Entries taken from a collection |

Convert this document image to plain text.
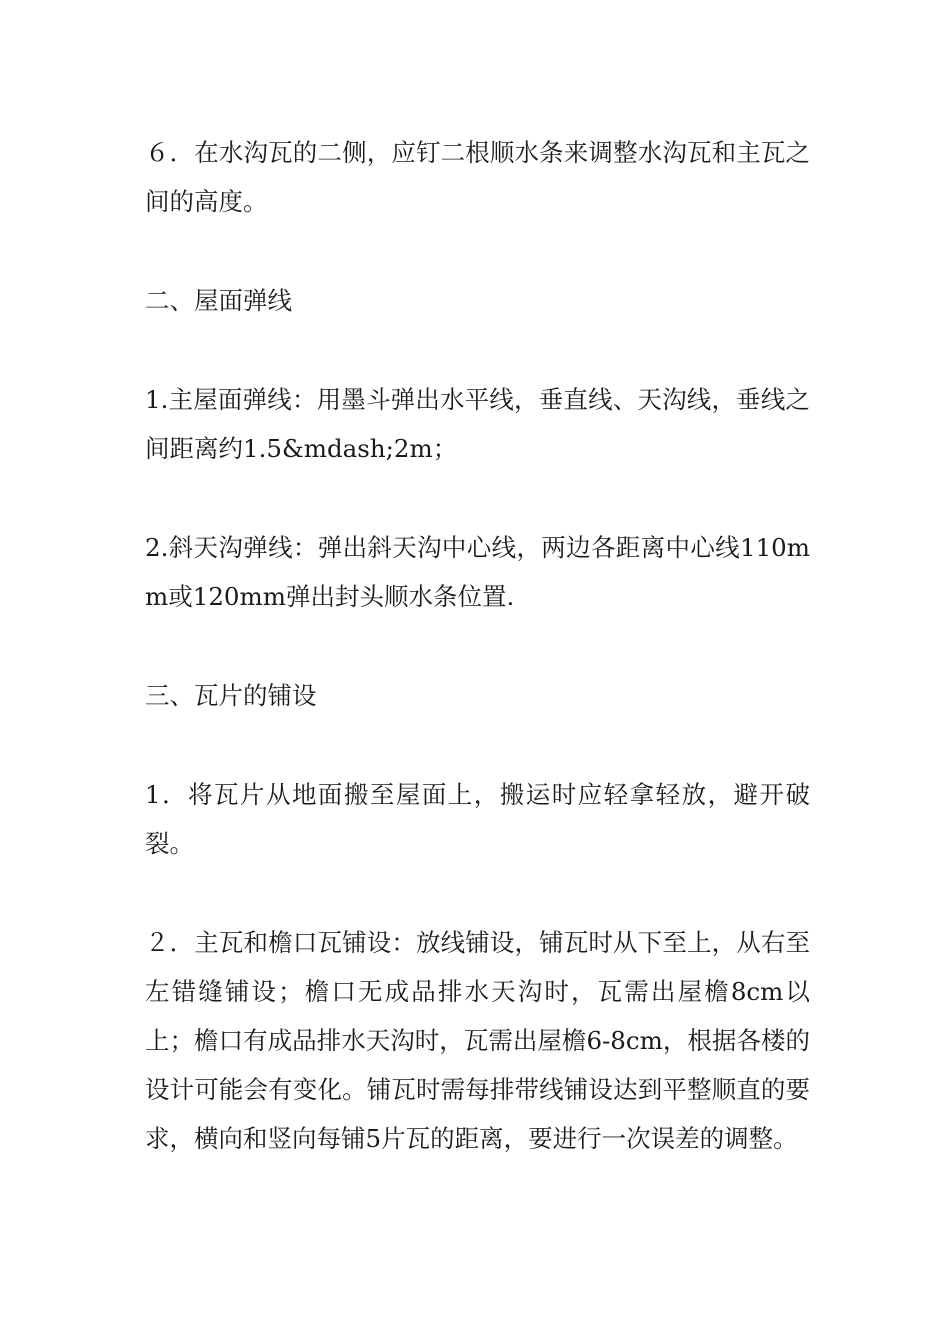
６．在水沟瓦的二侧，应钉二根顺水条来调整水沟瓦和主瓦之间的高度。

二、屋面弹线

1.主屋面弹线：用墨斗弹出水平线，垂直线、天沟线，垂线之间距离约1.5&mdash;2m；

2.斜天沟弹线：弹出斜天沟中心线，两边各距离中心线110mm或120mm弹出封头顺水条位置.

三、瓦片的铺设

1．将瓦片从地面搬至屋面上，搬运时应轻拿轻放，避开破裂。

２．主瓦和檐口瓦铺设：放线铺设，铺瓦时从下至上，从右至左错缝铺设；檐口无成品排水天沟时，瓦需出屋檐8cm以上；檐口有成品排水天沟时，瓦需出屋檐6-8cm，根据各楼的设计可能会有变化。铺瓦时需每排带线铺设达到平整顺直的要求，横向和竖向每铺5片瓦的距离，要进行一次误差的调整。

Exercise task | Word for word, quote the lines above. Omit the pictures.

Expected output |
Convert this document image to plain text.
６．在水沟瓦的二侧，应钉二根顺水条来调整水沟瓦和主瓦之间的高度。

二、屋面弹线

1.主屋面弹线：用墨斗弹出水平线，垂直线、天沟线，垂线之间距离约1.5&mdash;2m；

2.斜天沟弹线：弹出斜天沟中心线，两边各距离中心线110mm或120mm弹出封头顺水条位置.

三、瓦片的铺设

1．将瓦片从地面搬至屋面上，搬运时应轻拿轻放，避开破裂。

２．主瓦和檐口瓦铺设：放线铺设，铺瓦时从下至上，从右至左错缝铺设；檐口无成品排水天沟时，瓦需出屋檐8cm以上；檐口有成品排水天沟时，瓦需出屋檐6-8cm，根据各楼的设计可能会有变化。铺瓦时需每排带线铺设达到平整顺直的要求，横向和竖向每铺5片瓦的距离，要进行一次误差的调整。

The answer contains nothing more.